### AIM
Read the records and gather each line that includes "changed".

### TASK INPUTS
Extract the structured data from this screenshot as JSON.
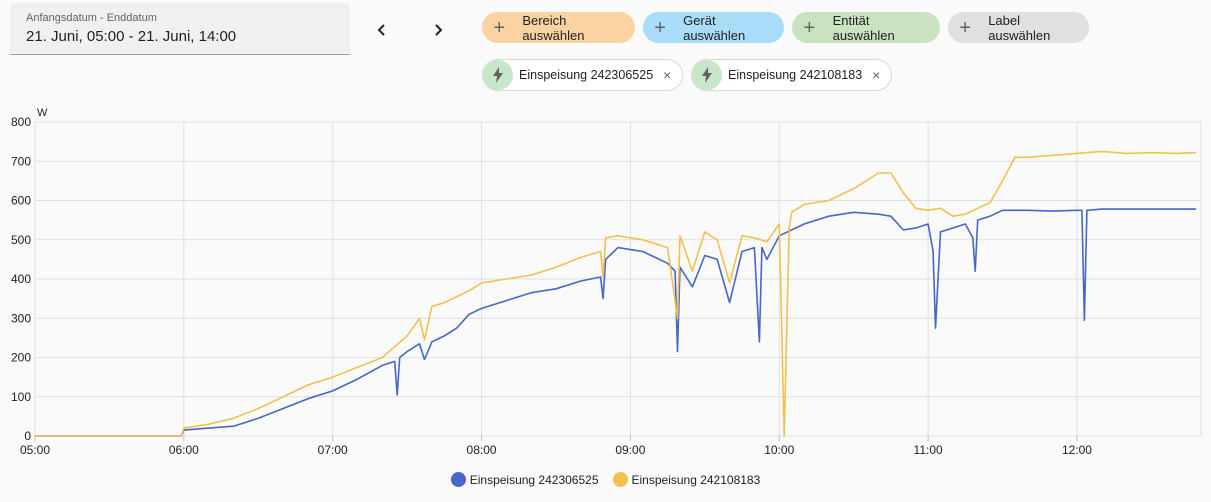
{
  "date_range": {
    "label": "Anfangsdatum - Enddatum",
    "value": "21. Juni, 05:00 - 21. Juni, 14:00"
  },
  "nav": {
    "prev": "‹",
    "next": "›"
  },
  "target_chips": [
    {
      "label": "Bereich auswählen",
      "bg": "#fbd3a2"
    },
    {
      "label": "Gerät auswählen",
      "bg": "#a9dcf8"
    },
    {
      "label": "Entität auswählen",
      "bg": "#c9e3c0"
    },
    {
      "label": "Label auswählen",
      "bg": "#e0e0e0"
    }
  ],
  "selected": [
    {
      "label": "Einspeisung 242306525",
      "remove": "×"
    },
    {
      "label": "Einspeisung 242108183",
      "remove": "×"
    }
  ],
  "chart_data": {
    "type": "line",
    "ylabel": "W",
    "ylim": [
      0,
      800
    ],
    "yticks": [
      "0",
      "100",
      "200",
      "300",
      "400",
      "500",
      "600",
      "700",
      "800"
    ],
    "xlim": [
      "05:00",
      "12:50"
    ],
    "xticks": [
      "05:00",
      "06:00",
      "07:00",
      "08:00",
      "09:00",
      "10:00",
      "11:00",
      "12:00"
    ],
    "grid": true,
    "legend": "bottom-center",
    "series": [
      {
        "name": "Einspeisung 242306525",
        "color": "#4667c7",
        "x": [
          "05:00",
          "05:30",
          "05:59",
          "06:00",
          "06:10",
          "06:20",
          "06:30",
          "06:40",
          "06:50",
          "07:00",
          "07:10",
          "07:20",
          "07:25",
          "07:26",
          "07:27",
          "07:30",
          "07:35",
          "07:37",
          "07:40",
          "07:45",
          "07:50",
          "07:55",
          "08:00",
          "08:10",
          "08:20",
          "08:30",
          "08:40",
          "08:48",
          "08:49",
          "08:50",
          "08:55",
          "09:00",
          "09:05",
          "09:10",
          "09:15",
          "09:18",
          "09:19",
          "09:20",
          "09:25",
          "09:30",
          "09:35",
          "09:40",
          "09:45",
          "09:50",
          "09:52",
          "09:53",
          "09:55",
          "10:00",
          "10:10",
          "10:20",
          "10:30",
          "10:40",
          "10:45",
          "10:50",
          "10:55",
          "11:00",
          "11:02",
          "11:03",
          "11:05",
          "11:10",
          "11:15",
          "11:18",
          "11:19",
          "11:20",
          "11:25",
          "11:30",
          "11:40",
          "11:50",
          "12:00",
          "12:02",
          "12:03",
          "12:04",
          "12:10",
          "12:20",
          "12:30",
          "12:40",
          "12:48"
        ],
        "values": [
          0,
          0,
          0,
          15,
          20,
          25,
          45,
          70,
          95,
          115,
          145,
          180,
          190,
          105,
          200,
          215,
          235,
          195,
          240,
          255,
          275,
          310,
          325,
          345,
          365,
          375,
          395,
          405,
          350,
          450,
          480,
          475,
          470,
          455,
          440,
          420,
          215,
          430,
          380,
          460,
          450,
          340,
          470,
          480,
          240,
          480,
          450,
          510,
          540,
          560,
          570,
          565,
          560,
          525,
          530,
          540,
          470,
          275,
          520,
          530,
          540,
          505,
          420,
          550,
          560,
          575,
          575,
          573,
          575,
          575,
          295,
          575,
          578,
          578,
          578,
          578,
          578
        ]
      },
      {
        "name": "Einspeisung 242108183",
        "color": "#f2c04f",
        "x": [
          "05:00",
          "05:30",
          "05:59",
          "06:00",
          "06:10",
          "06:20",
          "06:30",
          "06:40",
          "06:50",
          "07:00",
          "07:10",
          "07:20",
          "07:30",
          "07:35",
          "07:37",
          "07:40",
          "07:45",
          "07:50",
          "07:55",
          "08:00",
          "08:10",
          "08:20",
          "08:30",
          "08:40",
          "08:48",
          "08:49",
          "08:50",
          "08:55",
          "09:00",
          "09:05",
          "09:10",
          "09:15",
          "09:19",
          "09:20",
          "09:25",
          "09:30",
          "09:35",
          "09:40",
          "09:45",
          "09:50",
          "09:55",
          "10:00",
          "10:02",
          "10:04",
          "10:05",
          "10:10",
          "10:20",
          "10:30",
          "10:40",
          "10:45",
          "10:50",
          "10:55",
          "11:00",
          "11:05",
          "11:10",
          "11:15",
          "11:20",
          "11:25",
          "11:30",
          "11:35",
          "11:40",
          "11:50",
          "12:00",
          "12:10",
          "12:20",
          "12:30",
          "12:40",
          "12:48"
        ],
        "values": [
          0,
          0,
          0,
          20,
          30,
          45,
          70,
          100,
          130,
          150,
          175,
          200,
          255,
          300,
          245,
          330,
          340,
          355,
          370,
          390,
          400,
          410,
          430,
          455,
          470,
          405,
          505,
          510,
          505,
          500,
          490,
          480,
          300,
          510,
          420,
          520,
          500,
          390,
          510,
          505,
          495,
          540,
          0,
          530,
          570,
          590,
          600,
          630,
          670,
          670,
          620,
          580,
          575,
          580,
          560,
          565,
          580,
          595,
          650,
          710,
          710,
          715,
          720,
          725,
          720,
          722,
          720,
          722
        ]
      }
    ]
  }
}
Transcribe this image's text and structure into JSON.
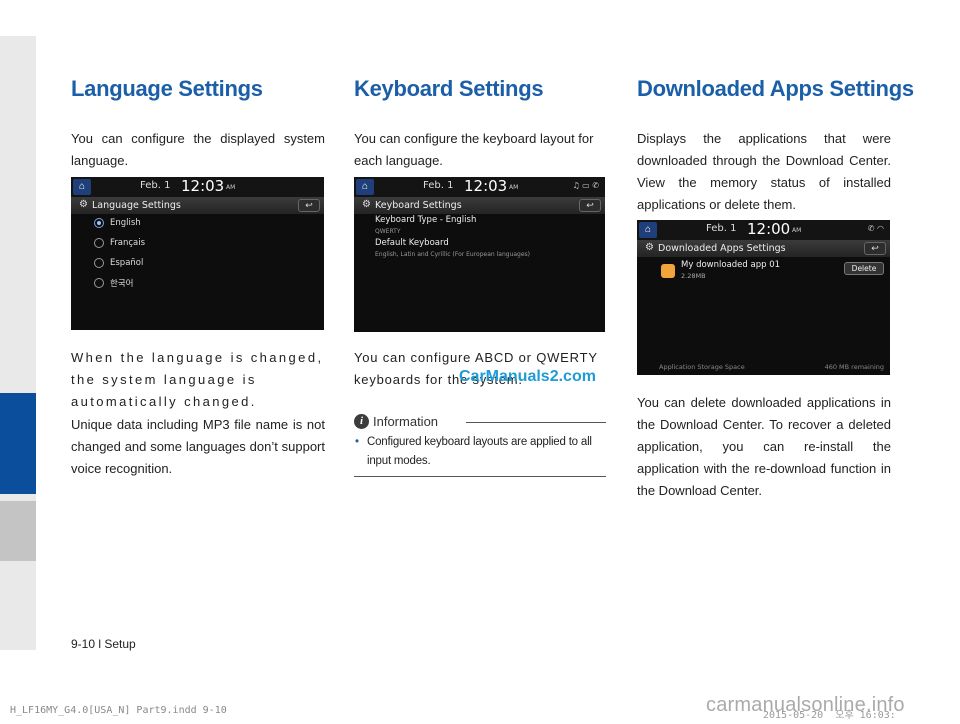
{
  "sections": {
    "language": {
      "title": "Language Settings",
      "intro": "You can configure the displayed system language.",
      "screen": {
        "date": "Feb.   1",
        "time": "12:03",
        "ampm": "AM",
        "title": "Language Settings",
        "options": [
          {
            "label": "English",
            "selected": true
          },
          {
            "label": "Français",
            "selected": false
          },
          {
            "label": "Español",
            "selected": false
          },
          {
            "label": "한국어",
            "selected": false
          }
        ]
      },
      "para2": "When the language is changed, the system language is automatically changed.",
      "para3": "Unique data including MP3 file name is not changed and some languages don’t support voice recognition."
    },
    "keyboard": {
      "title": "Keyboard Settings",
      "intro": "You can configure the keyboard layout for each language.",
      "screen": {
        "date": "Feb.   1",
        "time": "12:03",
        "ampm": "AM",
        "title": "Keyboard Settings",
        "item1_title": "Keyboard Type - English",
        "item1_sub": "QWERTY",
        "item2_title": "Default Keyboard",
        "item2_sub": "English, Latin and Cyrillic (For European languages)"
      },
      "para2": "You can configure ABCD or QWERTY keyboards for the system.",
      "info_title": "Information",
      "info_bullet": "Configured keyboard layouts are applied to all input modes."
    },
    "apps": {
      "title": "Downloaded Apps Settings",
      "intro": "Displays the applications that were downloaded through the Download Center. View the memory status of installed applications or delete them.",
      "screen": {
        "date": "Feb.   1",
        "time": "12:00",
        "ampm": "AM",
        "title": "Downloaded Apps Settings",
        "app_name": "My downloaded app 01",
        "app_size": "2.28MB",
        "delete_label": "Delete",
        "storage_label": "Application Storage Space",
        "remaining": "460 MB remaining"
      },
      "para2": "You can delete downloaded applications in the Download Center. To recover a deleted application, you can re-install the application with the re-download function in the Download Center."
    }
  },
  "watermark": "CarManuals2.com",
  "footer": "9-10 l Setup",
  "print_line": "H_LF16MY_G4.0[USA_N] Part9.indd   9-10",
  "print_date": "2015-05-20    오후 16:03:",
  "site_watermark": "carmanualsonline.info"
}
* * *
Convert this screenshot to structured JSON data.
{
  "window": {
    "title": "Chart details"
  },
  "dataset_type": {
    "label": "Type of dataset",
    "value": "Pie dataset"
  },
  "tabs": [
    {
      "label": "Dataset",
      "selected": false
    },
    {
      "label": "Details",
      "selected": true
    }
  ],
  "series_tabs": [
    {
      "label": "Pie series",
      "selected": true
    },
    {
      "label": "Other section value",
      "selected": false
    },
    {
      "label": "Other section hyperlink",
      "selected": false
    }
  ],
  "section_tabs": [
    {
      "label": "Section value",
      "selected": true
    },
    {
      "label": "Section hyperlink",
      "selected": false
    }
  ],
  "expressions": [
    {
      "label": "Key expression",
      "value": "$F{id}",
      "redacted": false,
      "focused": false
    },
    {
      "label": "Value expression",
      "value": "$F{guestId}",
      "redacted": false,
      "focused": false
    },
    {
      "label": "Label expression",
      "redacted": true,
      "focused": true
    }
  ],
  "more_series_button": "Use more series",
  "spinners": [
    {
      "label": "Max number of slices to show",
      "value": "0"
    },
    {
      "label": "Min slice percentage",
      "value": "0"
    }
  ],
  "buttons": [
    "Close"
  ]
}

### WRITTEN RESPONSE
      "para2": "When the language is changed, the system language is automatically changed.",
      "para3": "Unique data including MP3 file name is not changed and some languages don’t support voice recognition."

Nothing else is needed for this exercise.